• TO DO: From the records below, copy every line that contains the word "this".

── EXERCISE MATERIALS ──

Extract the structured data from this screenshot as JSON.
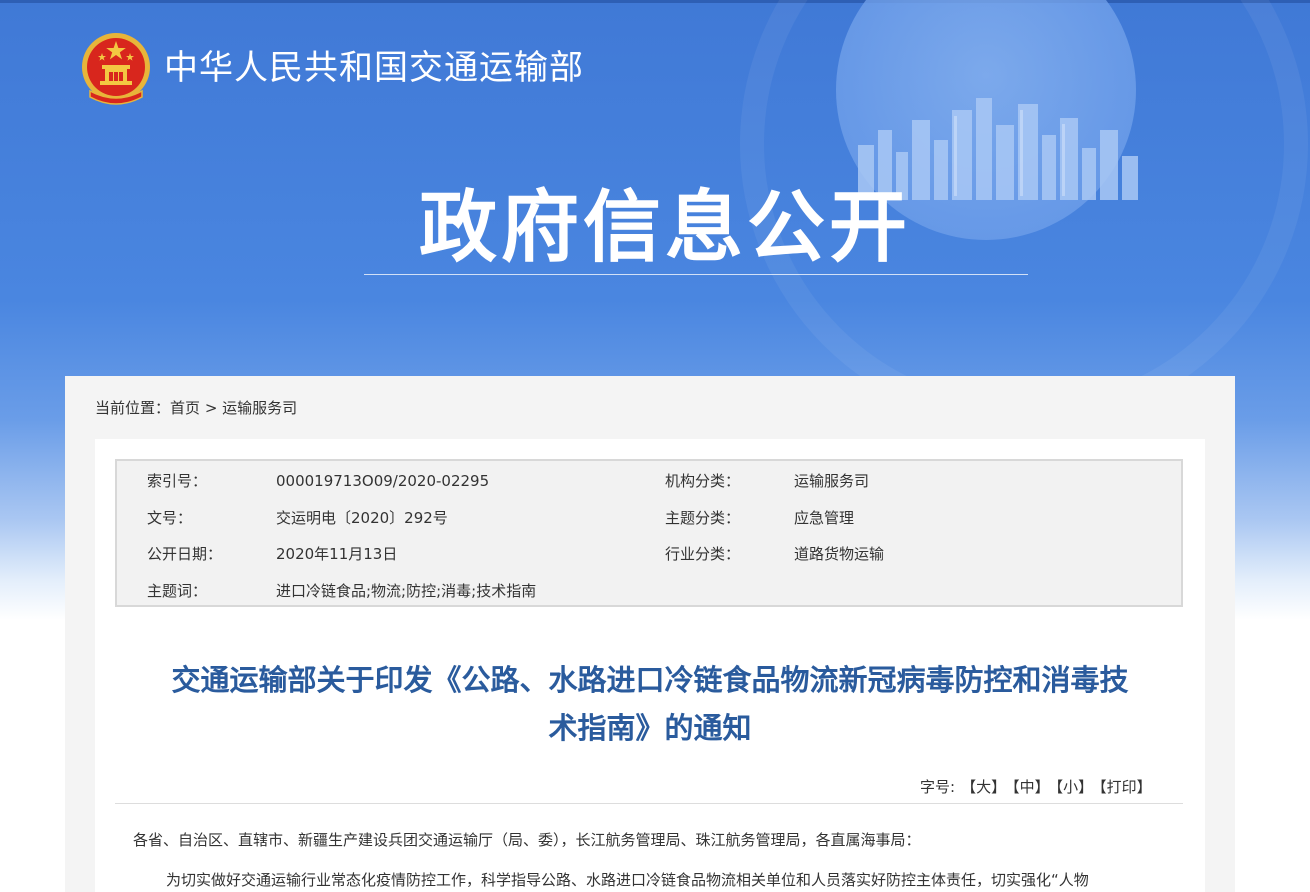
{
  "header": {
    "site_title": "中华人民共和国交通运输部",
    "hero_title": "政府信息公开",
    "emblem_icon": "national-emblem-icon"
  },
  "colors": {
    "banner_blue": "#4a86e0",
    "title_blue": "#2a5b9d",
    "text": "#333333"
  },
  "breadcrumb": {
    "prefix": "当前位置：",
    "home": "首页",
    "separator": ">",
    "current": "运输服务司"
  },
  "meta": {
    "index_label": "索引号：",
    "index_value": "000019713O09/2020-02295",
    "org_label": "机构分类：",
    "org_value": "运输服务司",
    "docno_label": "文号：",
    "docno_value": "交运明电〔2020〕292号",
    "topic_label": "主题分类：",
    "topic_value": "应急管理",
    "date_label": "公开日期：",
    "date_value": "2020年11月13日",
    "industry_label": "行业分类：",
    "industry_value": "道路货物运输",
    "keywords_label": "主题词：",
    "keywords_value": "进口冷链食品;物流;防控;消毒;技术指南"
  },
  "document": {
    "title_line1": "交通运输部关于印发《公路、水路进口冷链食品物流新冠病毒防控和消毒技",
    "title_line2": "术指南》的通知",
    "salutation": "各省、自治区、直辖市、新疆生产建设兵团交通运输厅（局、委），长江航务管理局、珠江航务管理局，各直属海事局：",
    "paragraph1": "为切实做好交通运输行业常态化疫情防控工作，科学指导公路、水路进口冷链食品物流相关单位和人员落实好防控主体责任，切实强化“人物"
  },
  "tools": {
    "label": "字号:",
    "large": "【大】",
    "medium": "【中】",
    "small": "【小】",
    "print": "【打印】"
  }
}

───
── EXERCISE MATERIALS ──

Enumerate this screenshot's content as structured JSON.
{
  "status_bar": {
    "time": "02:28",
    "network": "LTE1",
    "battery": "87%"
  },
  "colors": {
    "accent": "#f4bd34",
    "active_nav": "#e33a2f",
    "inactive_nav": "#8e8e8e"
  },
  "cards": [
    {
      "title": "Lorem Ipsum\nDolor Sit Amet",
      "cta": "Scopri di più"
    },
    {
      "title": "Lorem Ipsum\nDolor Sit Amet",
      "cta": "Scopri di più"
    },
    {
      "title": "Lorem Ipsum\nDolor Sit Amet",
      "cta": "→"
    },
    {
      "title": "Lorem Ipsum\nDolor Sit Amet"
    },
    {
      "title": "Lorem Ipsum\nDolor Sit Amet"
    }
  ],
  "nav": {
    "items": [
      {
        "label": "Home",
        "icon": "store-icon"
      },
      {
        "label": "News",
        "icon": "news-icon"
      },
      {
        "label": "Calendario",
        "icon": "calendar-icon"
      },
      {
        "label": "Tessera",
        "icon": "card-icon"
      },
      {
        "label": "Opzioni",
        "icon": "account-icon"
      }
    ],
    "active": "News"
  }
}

───

• EXPECTED ANSWER:
Extract the structured data from this screenshot as JSON.
Enumerate this screenshot's content as structured JSON.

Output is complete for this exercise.